[START OF DATASET]

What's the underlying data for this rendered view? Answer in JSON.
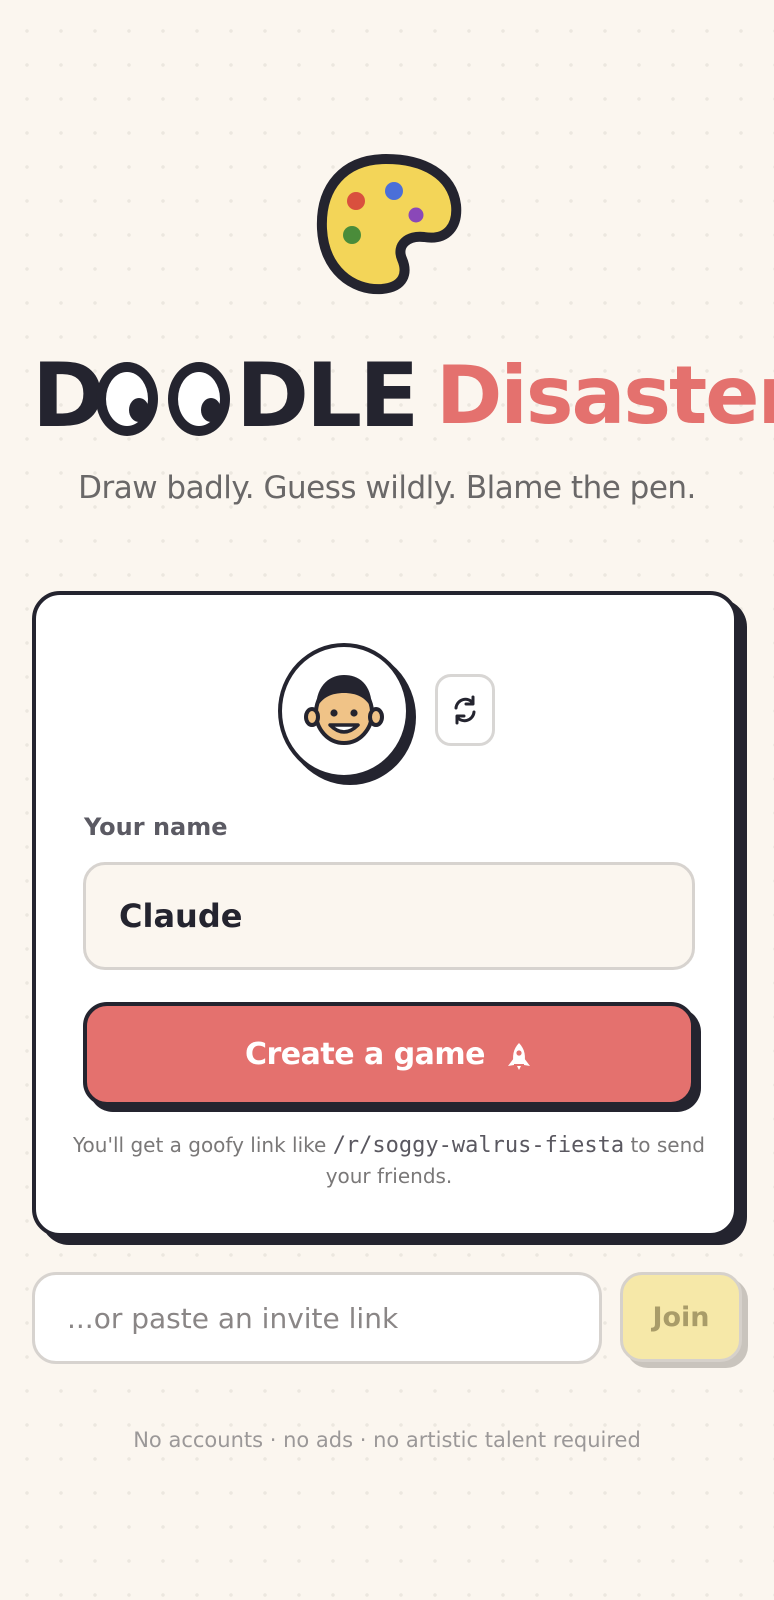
{
  "logo": {
    "icon": "palette-icon"
  },
  "title": {
    "word1_start": "D",
    "word1_end": "DLE",
    "word2": "Disaster"
  },
  "tagline": "Draw badly. Guess wildly. Blame the pen.",
  "card": {
    "avatar_icon": "face-avatar-icon",
    "refresh_icon": "refresh-icon",
    "name_label": "Your name",
    "name_value": "Claude",
    "create_button_label": "Create a game",
    "create_button_icon": "rocket-icon",
    "hint_before": "You'll get a goofy link like ",
    "hint_link": "/r/soggy-walrus-fiesta",
    "hint_after": " to send your friends."
  },
  "join": {
    "placeholder": "...or paste an invite link",
    "button_label": "Join"
  },
  "footer": "No accounts · no ads · no artistic talent required",
  "colors": {
    "background": "#fbf6ef",
    "ink": "#24242f",
    "accent_coral": "#e4716e",
    "join_yellow": "#f6e8a8"
  }
}
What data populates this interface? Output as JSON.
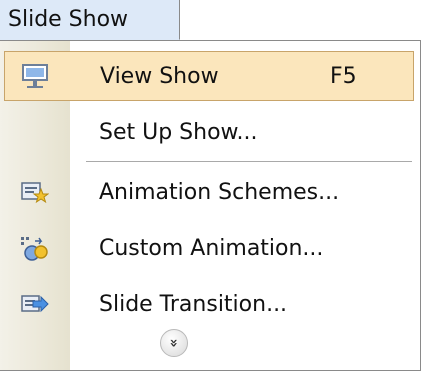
{
  "menu": {
    "title": "Slide Show",
    "items": [
      {
        "label": "View Show",
        "shortcut": "F5",
        "icon": "projector-screen-icon",
        "highlighted": true
      },
      {
        "label": "Set Up Show...",
        "shortcut": "",
        "icon": "",
        "highlighted": false
      },
      {
        "label": "Animation Schemes...",
        "shortcut": "",
        "icon": "animation-schemes-icon",
        "highlighted": false
      },
      {
        "label": "Custom Animation...",
        "shortcut": "",
        "icon": "custom-animation-icon",
        "highlighted": false
      },
      {
        "label": "Slide Transition...",
        "shortcut": "",
        "icon": "slide-transition-icon",
        "highlighted": false
      }
    ],
    "expand_glyph": "»",
    "expand_icon": "chevron-double-down-icon"
  }
}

[END OF DATASET]

Make an exact copy of the whole listing, but don't bring over any pictures.

What's the underlying data for this rendered view? Answer in JSON.
{
  "logo": {
    "icon": "palette-icon"
  },
  "title": {
    "word1_start": "D",
    "word1_end": "DLE",
    "word2": "Disaster"
  },
  "tagline": "Draw badly. Guess wildly. Blame the pen.",
  "card": {
    "avatar_icon": "face-avatar-icon",
    "refresh_icon": "refresh-icon",
    "name_label": "Your name",
    "name_value": "Claude",
    "create_button_label": "Create a game",
    "create_button_icon": "rocket-icon",
    "hint_before": "You'll get a goofy link like ",
    "hint_link": "/r/soggy-walrus-fiesta",
    "hint_after": " to send your friends."
  },
  "join": {
    "placeholder": "...or paste an invite link",
    "button_label": "Join"
  },
  "footer": "No accounts · no ads · no artistic talent required",
  "colors": {
    "background": "#fbf6ef",
    "ink": "#24242f",
    "accent_coral": "#e4716e",
    "join_yellow": "#f6e8a8"
  }
}
What data populates this interface? Output as JSON.
{
  "menu": {
    "title": "Slide Show",
    "items": [
      {
        "label": "View Show",
        "shortcut": "F5",
        "icon": "projector-screen-icon",
        "highlighted": true
      },
      {
        "label": "Set Up Show...",
        "shortcut": "",
        "icon": "",
        "highlighted": false
      },
      {
        "label": "Animation Schemes...",
        "shortcut": "",
        "icon": "animation-schemes-icon",
        "highlighted": false
      },
      {
        "label": "Custom Animation...",
        "shortcut": "",
        "icon": "custom-animation-icon",
        "highlighted": false
      },
      {
        "label": "Slide Transition...",
        "shortcut": "",
        "icon": "slide-transition-icon",
        "highlighted": false
      }
    ],
    "expand_glyph": "»",
    "expand_icon": "chevron-double-down-icon"
  }
}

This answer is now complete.